Output the full set of records exactly.

"""

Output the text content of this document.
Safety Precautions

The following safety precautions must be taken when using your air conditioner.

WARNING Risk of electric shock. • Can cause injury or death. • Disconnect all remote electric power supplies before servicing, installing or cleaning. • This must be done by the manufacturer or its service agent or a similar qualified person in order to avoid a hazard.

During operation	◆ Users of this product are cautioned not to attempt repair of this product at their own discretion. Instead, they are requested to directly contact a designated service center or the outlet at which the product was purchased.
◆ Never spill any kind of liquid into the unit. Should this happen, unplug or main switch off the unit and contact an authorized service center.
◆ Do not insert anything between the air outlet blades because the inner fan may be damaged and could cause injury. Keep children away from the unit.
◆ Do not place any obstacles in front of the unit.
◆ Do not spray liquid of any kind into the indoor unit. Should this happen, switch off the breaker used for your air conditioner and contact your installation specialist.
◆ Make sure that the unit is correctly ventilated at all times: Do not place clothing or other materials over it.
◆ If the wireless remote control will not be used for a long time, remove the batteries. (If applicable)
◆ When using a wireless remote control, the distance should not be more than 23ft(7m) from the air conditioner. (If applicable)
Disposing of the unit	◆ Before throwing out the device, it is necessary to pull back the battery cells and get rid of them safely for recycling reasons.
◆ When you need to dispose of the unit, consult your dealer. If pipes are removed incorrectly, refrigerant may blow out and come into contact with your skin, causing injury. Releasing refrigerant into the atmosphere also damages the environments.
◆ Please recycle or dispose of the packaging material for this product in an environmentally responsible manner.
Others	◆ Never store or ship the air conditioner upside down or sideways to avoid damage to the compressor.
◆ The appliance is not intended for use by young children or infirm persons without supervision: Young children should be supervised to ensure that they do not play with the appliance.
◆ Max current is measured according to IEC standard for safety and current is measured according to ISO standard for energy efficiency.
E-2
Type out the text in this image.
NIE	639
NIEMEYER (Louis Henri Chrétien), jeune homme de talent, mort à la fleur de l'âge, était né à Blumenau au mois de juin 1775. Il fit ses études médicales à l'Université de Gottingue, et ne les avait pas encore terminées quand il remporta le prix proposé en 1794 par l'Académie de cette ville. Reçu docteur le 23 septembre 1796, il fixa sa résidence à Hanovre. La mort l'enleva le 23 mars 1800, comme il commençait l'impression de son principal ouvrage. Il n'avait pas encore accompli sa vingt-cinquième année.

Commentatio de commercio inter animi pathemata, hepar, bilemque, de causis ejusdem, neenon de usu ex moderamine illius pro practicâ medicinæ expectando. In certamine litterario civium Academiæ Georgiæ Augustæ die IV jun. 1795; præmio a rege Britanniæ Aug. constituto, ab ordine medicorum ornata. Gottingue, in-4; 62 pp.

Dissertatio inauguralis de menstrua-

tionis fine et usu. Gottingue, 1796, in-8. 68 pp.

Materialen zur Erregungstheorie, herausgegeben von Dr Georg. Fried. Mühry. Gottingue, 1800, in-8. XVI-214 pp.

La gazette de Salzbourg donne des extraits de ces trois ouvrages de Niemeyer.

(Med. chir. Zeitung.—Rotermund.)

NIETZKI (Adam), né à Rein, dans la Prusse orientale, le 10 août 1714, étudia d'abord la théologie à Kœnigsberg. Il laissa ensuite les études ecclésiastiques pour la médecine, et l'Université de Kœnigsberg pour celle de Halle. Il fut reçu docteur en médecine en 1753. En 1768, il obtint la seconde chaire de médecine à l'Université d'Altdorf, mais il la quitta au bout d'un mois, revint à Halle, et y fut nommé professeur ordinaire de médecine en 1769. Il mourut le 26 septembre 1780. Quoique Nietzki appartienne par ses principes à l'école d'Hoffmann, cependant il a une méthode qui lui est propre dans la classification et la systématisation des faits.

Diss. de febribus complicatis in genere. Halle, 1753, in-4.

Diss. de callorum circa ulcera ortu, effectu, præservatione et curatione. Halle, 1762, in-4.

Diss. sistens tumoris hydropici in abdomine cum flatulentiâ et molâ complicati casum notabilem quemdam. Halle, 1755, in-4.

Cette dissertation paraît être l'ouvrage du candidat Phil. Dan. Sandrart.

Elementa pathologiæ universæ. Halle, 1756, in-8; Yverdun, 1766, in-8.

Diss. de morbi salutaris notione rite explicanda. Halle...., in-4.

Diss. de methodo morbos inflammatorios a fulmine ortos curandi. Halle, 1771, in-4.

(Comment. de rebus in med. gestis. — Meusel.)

"""

- Answer for this exercise:
Output the text content of this document.
Safety Precautions

The following safety precautions must be taken when using your air conditioner.

WARNING Risk of electric shock. • Can cause injury or death. • Disconnect all remote electric power supplies before servicing, installing or cleaning. • This must be done by the manufacturer or its service agent or a similar qualified person in order to avoid a hazard.

During operation	◆ Users of this product are cautioned not to attempt repair of this product at their own discretion. Instead, they are requested to directly contact a designated service center or the outlet at which the product was purchased.
◆ Never spill any kind of liquid into the unit. Should this happen, unplug or main switch off the unit and contact an authorized service center.
◆ Do not insert anything between the air outlet blades because the inner fan may be damaged and could cause injury. Keep children away from the unit.
◆ Do not place any obstacles in front of the unit.
◆ Do not spray liquid of any kind into the indoor unit. Should this happen, switch off the breaker used for your air conditioner and contact your installation specialist.
◆ Make sure that the unit is correctly ventilated at all times: Do not place clothing or other materials over it.
◆ If the wireless remote control will not be used for a long time, remove the batteries. (If applicable)
◆ When using a wireless remote control, the distance should not be more than 23ft(7m) from the air conditioner. (If applicable)
Disposing of the unit	◆ Before throwing out the device, it is necessary to pull back the battery cells and get rid of them safely for recycling reasons.
◆ When you need to dispose of the unit, consult your dealer. If pipes are removed incorrectly, refrigerant may blow out and come into contact with your skin, causing injury. Releasing refrigerant into the atmosphere also damages the environments.
◆ Please recycle or dispose of the packaging material for this product in an environmentally responsible manner.
Others	◆ Never store or ship the air conditioner upside down or sideways to avoid damage to the compressor.
◆ The appliance is not intended for use by young children or infirm persons without supervision: Young children should be supervised to ensure that they do not play with the appliance.
◆ Max current is measured according to IEC standard for safety and current is measured according to ISO standard for energy efficiency.
E-2
Type out the text in this image.
NIE	639
NIEMEYER (Louis Henri Chrétien), jeune homme de talent, mort à la fleur de l'âge, était né à Blumenau au mois de juin 1775. Il fit ses études médicales à l'Université de Gottingue, et ne les avait pas encore terminées quand il remporta le prix proposé en 1794 par l'Académie de cette ville. Reçu docteur le 23 septembre 1796, il fixa sa résidence à Hanovre. La mort l'enleva le 23 mars 1800, comme il commençait l'impression de son principal ouvrage. Il n'avait pas encore accompli sa vingt-cinquième année.

Commentatio de commercio inter animi pathemata, hepar, bilemque, de causis ejusdem, neenon de usu ex moderamine illius pro practicâ medicinæ expectando. In certamine litterario civium Academiæ Georgiæ Augustæ die IV jun. 1795; præmio a rege Britanniæ Aug. constituto, ab ordine medicorum ornata. Gottingue, in-4; 62 pp.

Dissertatio inauguralis de menstrua-

tionis fine et usu. Gottingue, 1796, in-8. 68 pp.

Materialen zur Erregungstheorie, herausgegeben von Dr Georg. Fried. Mühry. Gottingue, 1800, in-8. XVI-214 pp.

La gazette de Salzbourg donne des extraits de ces trois ouvrages de Niemeyer.

(Med. chir. Zeitung.—Rotermund.)

NIETZKI (Adam), né à Rein, dans la Prusse orientale, le 10 août 1714, étudia d'abord la théologie à Kœnigsberg. Il laissa ensuite les études ecclésiastiques pour la médecine, et l'Université de Kœnigsberg pour celle de Halle. Il fut reçu docteur en médecine en 1753. En 1768, il obtint la seconde chaire de médecine à l'Université d'Altdorf, mais il la quitta au bout d'un mois, revint à Halle, et y fut nommé professeur ordinaire de médecine en 1769. Il mourut le 26 septembre 1780. Quoique Nietzki appartienne par ses principes à l'école d'Hoffmann, cependant il a une méthode qui lui est propre dans la classification et la systématisation des faits.

Diss. de febribus complicatis in genere. Halle, 1753, in-4.

Diss. de callorum circa ulcera ortu, effectu, præservatione et curatione. Halle, 1762, in-4.

Diss. sistens tumoris hydropici in abdomine cum flatulentiâ et molâ complicati casum notabilem quemdam. Halle, 1755, in-4.

Cette dissertation paraît être l'ouvrage du candidat Phil. Dan. Sandrart.

Elementa pathologiæ universæ. Halle, 1756, in-8; Yverdun, 1766, in-8.

Diss. de morbi salutaris notione rite explicanda. Halle...., in-4.

Diss. de methodo morbos inflammatorios a fulmine ortos curandi. Halle, 1771, in-4.

(Comment. de rebus in med. gestis. — Meusel.)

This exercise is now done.